Every record must appear in your copy exactly as written, with no pictures.

##### Data in this exercise #####

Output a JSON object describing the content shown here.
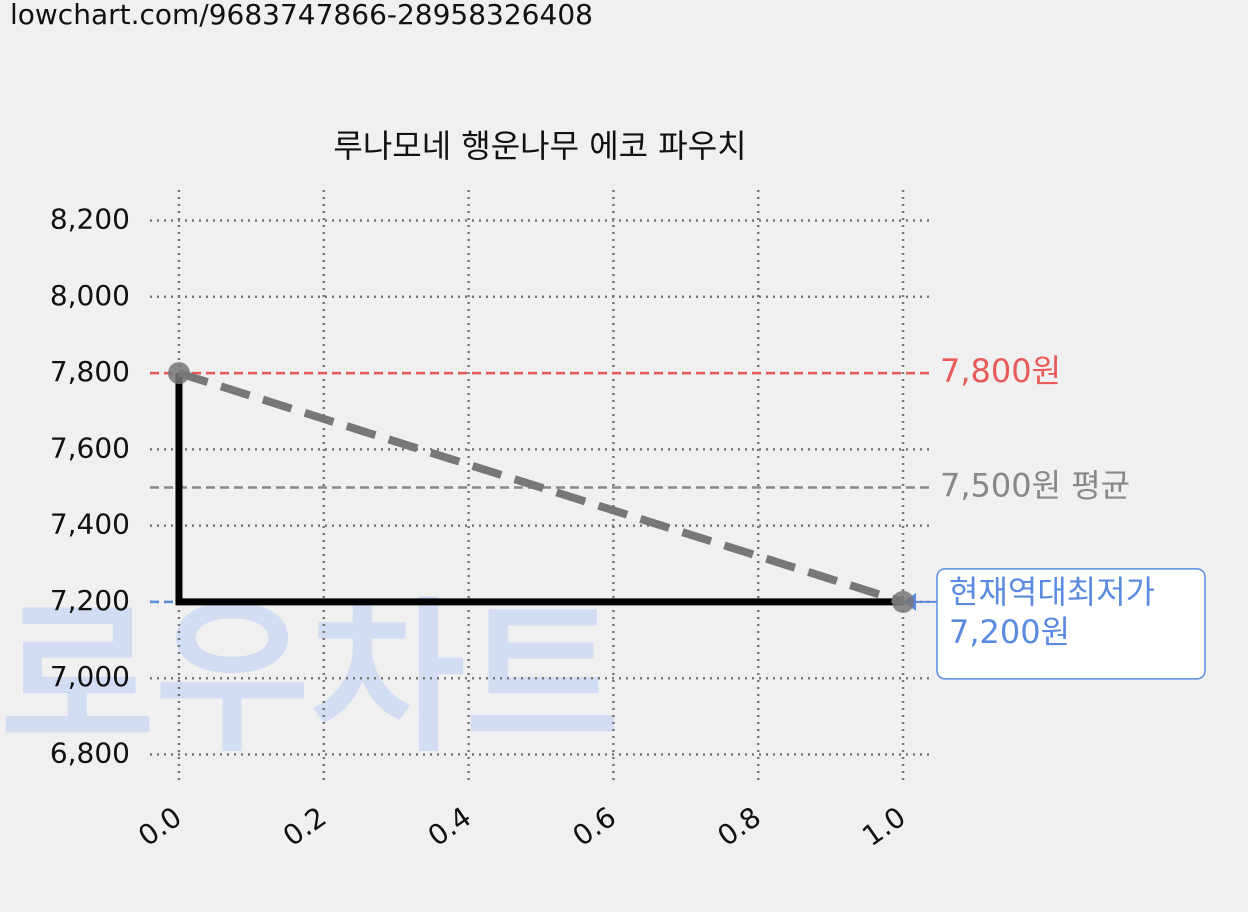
{
  "header": {
    "url": "lowchart.com/9683747866-28958326408"
  },
  "chart_data": {
    "type": "line",
    "title": "루나모네 행운나무 에코 파우치",
    "watermark": "로우차트",
    "x": [
      0,
      1
    ],
    "series": [
      {
        "color": "#000000",
        "values": [
          7800,
          7200
        ],
        "drawstyle": "steps-pre"
      },
      {
        "color": "#777777",
        "values": [
          7800,
          7200
        ],
        "linestyle": "dashed",
        "marker": true
      }
    ],
    "hlines": [
      {
        "value": 7800,
        "color": "#e85a5a",
        "label": [
          "7,800원"
        ]
      },
      {
        "value": 7500,
        "color": "#888888",
        "label": [
          "7,500원 평균"
        ]
      },
      {
        "value": 7200,
        "color": "#5b8be0",
        "label": [
          "현재역대최저가",
          "7,200원"
        ],
        "boxed": true
      }
    ],
    "xlim": [
      -0.04,
      1.04
    ],
    "ylim": [
      6720,
      8280
    ],
    "xticks": [
      {
        "value": 0,
        "label": "0.0"
      },
      0.2,
      0.4,
      0.6,
      0.8,
      {
        "value": 1,
        "label": "1.0"
      }
    ],
    "yticks": [
      {
        "value": 6800,
        "label": "6,800"
      },
      {
        "value": 7000,
        "label": "7,000"
      },
      {
        "value": 7200,
        "label": "7,200"
      },
      {
        "value": 7400,
        "label": "7,400"
      },
      {
        "value": 7600,
        "label": "7,600"
      },
      {
        "value": 7800,
        "label": "7,800"
      },
      {
        "value": 8000,
        "label": "8,000"
      },
      {
        "value": 8200,
        "label": "8,200"
      }
    ],
    "grid": true
  }
}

#####

# Task response:
Output a JSON object describing the content shown here.
{
  "header": {
    "url": "lowchart.com/9683747866-28958326408"
  },
  "chart_data": {
    "type": "line",
    "title": "루나모네 행운나무 에코 파우치",
    "watermark": "로우차트",
    "x": [
      0,
      1
    ],
    "series": [
      {
        "color": "#000000",
        "values": [
          7800,
          7200
        ],
        "drawstyle": "steps-pre"
      },
      {
        "color": "#777777",
        "values": [
          7800,
          7200
        ],
        "linestyle": "dashed",
        "marker": true
      }
    ],
    "hlines": [
      {
        "value": 7800,
        "color": "#e85a5a",
        "label": [
          "7,800원"
        ]
      },
      {
        "value": 7500,
        "color": "#888888",
        "label": [
          "7,500원 평균"
        ]
      },
      {
        "value": 7200,
        "color": "#5b8be0",
        "label": [
          "현재역대최저가",
          "7,200원"
        ],
        "boxed": true
      }
    ],
    "xlim": [
      -0.04,
      1.04
    ],
    "ylim": [
      6720,
      8280
    ],
    "xticks": [
      {
        "value": 0,
        "label": "0.0"
      },
      0.2,
      0.4,
      0.6,
      0.8,
      {
        "value": 1,
        "label": "1.0"
      }
    ],
    "yticks": [
      {
        "value": 6800,
        "label": "6,800"
      },
      {
        "value": 7000,
        "label": "7,000"
      },
      {
        "value": 7200,
        "label": "7,200"
      },
      {
        "value": 7400,
        "label": "7,400"
      },
      {
        "value": 7600,
        "label": "7,600"
      },
      {
        "value": 7800,
        "label": "7,800"
      },
      {
        "value": 8000,
        "label": "8,000"
      },
      {
        "value": 8200,
        "label": "8,200"
      }
    ],
    "grid": true
  }
}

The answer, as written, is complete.